(AIM OF THE TASK):
Copy out, unchanged, the entries from the line containing "Itemize the components" through the line containing "nav-home-button[interactable] (205, 750, 245, 790)".

::: DATA LISTING :::

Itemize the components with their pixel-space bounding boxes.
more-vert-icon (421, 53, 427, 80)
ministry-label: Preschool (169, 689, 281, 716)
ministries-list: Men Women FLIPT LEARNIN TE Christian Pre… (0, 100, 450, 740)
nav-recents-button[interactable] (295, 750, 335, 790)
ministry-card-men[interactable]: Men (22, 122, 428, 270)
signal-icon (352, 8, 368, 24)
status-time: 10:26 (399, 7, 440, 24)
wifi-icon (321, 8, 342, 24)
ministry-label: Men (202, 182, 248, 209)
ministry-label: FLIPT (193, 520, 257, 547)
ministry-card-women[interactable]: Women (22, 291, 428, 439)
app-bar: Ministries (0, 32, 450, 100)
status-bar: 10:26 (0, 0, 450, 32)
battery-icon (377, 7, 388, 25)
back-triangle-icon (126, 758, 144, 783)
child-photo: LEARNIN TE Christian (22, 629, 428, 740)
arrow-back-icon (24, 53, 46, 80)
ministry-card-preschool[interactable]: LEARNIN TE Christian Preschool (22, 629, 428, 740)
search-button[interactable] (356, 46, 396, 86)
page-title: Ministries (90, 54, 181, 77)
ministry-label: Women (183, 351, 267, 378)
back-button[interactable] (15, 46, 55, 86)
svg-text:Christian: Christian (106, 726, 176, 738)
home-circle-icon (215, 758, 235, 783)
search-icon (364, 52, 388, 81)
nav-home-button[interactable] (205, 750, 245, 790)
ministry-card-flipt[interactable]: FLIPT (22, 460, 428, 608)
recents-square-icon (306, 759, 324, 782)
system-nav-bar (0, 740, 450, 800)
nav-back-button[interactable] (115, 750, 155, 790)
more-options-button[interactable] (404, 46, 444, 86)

:::
::: DATA LISTING :::

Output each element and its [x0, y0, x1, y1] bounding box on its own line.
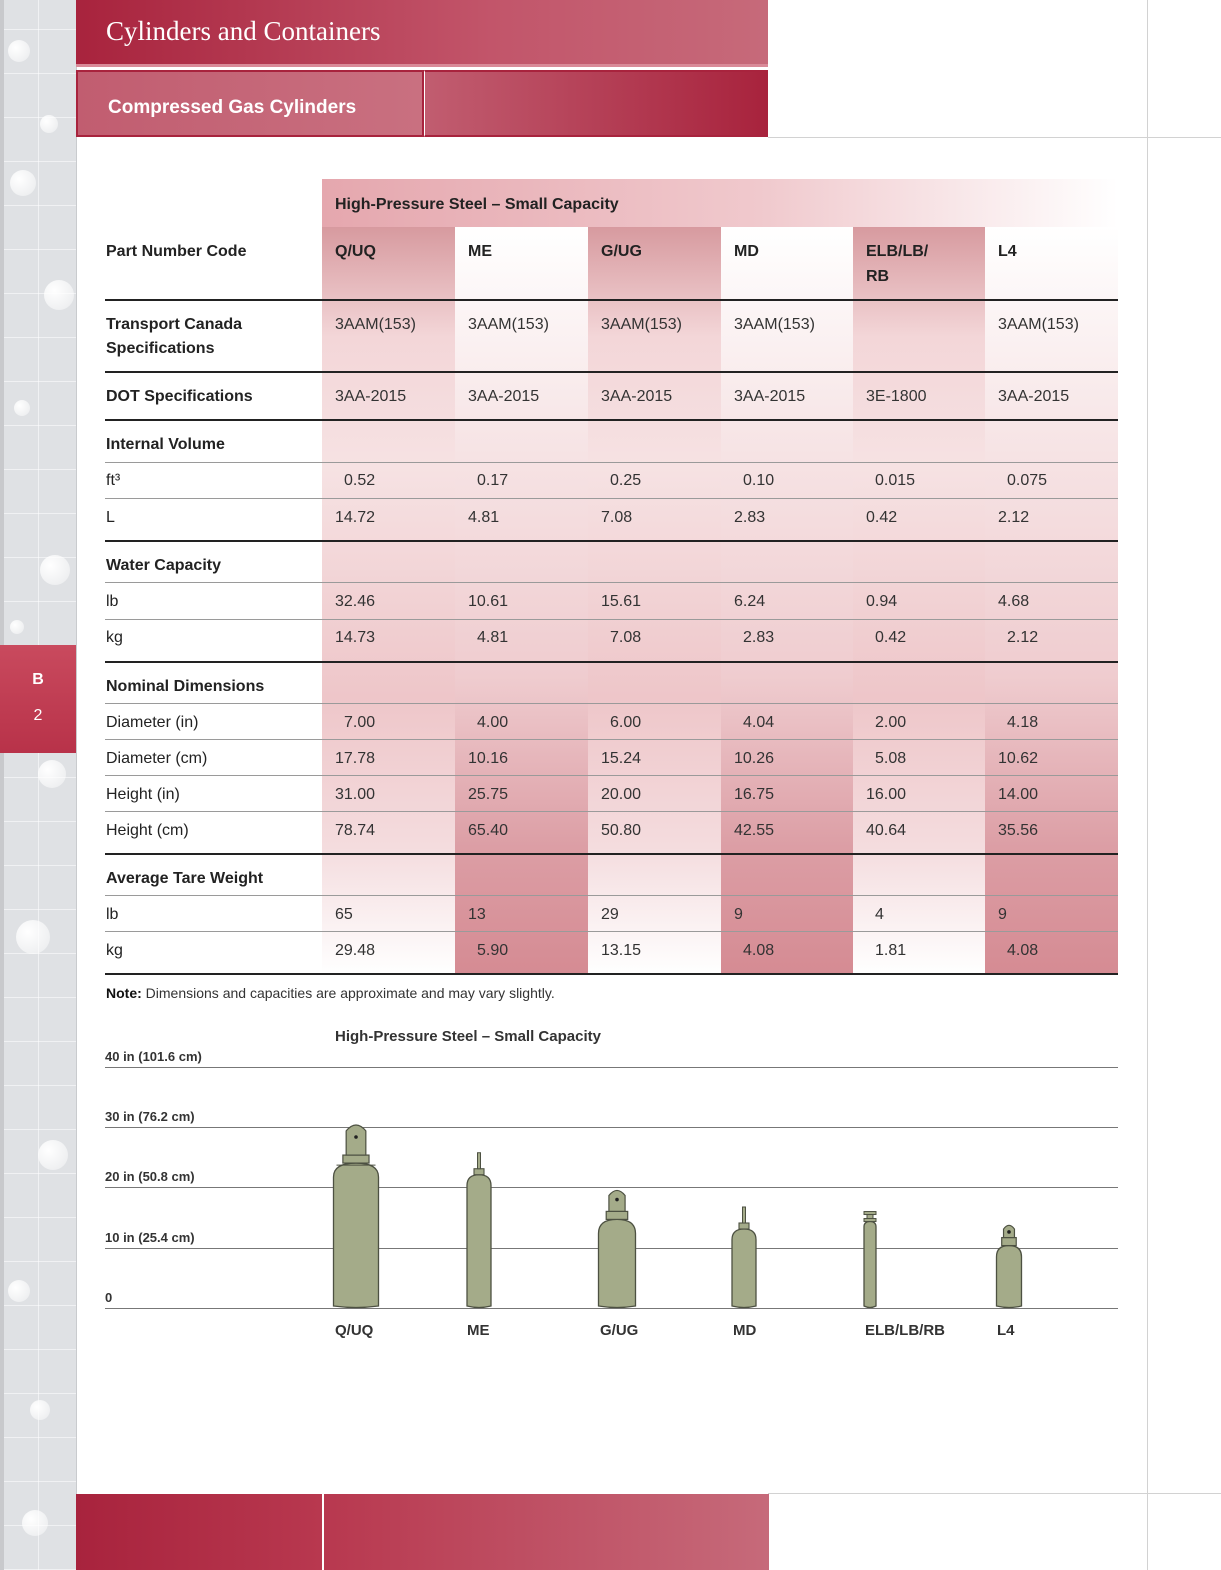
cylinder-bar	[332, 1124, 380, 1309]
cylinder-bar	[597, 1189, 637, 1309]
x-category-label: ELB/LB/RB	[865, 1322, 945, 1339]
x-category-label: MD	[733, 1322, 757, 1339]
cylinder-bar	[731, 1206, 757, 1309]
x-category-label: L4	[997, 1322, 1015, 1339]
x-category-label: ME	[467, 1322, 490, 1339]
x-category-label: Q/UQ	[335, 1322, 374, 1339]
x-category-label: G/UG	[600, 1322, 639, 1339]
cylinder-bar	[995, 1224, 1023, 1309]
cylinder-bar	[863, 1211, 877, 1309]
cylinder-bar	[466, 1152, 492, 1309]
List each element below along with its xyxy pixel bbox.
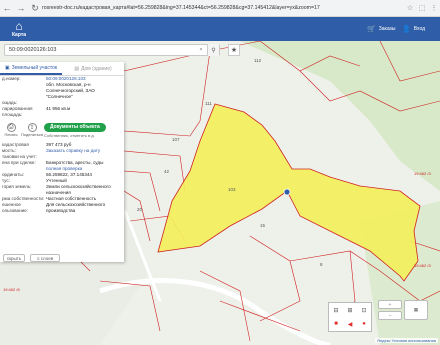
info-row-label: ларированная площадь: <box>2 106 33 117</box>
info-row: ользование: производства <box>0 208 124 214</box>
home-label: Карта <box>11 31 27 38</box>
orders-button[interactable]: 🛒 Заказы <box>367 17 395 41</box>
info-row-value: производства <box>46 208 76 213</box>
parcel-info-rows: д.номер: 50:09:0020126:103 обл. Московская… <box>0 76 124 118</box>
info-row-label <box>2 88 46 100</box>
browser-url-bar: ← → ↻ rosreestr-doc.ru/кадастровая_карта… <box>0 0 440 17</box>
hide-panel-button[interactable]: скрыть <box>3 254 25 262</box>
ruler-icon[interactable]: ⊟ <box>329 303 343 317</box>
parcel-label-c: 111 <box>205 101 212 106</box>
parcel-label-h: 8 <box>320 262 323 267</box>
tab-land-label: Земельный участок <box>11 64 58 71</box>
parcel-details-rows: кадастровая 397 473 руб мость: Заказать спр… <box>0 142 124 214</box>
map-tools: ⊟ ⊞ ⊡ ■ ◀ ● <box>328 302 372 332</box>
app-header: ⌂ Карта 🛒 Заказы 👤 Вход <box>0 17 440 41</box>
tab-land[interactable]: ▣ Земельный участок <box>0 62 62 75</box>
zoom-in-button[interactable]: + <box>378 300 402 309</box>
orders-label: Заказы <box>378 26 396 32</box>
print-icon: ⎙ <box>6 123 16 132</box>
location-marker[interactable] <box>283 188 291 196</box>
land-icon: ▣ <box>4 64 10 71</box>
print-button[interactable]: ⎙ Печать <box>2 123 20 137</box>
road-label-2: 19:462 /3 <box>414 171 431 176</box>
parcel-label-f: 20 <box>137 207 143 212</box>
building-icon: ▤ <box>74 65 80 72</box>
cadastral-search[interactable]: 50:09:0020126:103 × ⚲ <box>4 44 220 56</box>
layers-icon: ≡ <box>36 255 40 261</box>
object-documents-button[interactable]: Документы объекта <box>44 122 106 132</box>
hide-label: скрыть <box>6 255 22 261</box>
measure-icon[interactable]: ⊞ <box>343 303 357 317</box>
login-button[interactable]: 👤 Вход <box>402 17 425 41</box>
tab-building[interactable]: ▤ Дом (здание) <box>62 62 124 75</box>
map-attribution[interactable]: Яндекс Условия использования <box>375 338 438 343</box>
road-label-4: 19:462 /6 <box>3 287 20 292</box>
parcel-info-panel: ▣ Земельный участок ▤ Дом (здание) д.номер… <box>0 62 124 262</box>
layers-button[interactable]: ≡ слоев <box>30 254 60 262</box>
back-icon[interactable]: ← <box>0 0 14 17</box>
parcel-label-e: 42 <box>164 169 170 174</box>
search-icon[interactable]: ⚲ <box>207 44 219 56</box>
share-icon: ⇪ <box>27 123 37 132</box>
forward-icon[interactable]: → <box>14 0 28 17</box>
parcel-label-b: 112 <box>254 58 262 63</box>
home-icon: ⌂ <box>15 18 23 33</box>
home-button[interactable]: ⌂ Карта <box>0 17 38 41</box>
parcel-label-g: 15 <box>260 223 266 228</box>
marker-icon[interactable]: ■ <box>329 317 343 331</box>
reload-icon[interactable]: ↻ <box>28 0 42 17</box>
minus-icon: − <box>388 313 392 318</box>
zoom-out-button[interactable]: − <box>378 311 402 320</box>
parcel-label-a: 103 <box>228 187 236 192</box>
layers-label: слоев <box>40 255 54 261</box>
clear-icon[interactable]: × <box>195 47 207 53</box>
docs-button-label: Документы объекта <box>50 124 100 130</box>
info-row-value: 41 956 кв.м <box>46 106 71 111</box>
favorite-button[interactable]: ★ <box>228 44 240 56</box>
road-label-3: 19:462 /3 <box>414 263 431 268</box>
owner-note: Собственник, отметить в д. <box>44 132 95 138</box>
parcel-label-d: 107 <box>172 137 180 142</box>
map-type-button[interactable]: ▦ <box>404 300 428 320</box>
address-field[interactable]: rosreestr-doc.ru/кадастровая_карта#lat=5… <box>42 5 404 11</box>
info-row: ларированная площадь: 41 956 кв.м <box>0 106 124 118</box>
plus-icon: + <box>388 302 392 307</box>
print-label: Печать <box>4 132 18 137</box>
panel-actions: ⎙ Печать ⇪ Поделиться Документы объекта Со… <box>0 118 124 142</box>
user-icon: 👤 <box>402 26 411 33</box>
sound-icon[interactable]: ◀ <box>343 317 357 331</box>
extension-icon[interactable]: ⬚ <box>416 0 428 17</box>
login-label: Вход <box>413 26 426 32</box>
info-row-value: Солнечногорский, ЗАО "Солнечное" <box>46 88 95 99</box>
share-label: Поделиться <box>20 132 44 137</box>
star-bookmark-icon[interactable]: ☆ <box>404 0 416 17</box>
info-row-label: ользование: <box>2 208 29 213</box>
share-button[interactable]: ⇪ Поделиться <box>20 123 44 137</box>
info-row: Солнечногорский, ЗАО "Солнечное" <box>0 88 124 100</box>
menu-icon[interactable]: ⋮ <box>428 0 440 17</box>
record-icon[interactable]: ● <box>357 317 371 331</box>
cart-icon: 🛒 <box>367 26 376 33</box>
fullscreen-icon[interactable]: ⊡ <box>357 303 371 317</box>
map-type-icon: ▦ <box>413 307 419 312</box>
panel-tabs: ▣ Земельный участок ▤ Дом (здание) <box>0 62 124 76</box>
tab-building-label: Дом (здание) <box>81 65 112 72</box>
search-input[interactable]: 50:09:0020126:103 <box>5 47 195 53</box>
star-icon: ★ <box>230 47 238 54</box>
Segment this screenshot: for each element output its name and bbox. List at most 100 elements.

:::

(RESPONSE):
Itemize the components with their pixel-space bounding boxes.
more-vert-icon (421, 53, 427, 80)
ministry-label: Preschool (169, 689, 281, 716)
ministries-list: Men Women FLIPT LEARNIN TE Christian Pre… (0, 100, 450, 740)
nav-recents-button[interactable] (295, 750, 335, 790)
ministry-card-men[interactable]: Men (22, 122, 428, 270)
signal-icon (352, 8, 368, 24)
status-time: 10:26 (399, 7, 440, 24)
wifi-icon (321, 8, 342, 24)
ministry-label: Men (202, 182, 248, 209)
ministry-label: FLIPT (193, 520, 257, 547)
ministry-card-women[interactable]: Women (22, 291, 428, 439)
app-bar: Ministries (0, 32, 450, 100)
status-bar: 10:26 (0, 0, 450, 32)
battery-icon (377, 7, 388, 25)
back-triangle-icon (126, 758, 144, 783)
child-photo: LEARNIN TE Christian (22, 629, 428, 740)
arrow-back-icon (24, 53, 46, 80)
ministry-card-preschool[interactable]: LEARNIN TE Christian Preschool (22, 629, 428, 740)
search-button[interactable] (356, 46, 396, 86)
page-title: Ministries (90, 54, 181, 77)
ministry-label: Women (183, 351, 267, 378)
back-button[interactable] (15, 46, 55, 86)
svg-text:Christian: Christian (106, 726, 176, 738)
home-circle-icon (215, 758, 235, 783)
search-icon (364, 52, 388, 81)
nav-home-button[interactable] (205, 750, 245, 790)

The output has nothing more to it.